*Extracted material*.
* * * * *

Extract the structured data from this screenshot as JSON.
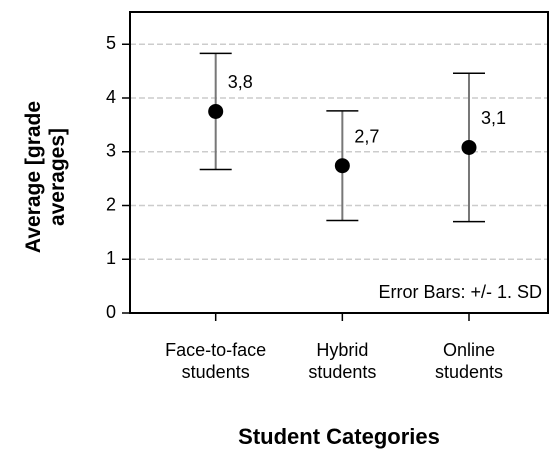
{
  "chart_data": {
    "type": "errorbar",
    "xlabel": "Student Categories",
    "ylabel": "Average [grade averages]",
    "annotation": "Error Bars: +/- 1. SD",
    "categories": [
      "Face-to-face students",
      "Hybrid students",
      "Online students"
    ],
    "values": [
      3.75,
      2.74,
      3.08
    ],
    "value_labels": [
      "3,8",
      "2,7",
      "3,1"
    ],
    "errors": [
      1.08,
      1.02,
      1.38
    ],
    "color": "#000000",
    "ylim": [
      0,
      5.6
    ],
    "yticks": [
      0,
      1,
      2,
      3,
      4,
      5
    ],
    "grid": true
  }
}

* * * * *

*Goal*. All records should be output exactly, with the pictures left out.

*Solved problem*.
Extract the structured data from this screenshot as JSON.
{
  "chart_data": {
    "type": "errorbar",
    "xlabel": "Student Categories",
    "ylabel": "Average [grade averages]",
    "annotation": "Error Bars: +/- 1. SD",
    "categories": [
      "Face-to-face students",
      "Hybrid students",
      "Online students"
    ],
    "values": [
      3.75,
      2.74,
      3.08
    ],
    "value_labels": [
      "3,8",
      "2,7",
      "3,1"
    ],
    "errors": [
      1.08,
      1.02,
      1.38
    ],
    "color": "#000000",
    "ylim": [
      0,
      5.6
    ],
    "yticks": [
      0,
      1,
      2,
      3,
      4,
      5
    ],
    "grid": true
  }
}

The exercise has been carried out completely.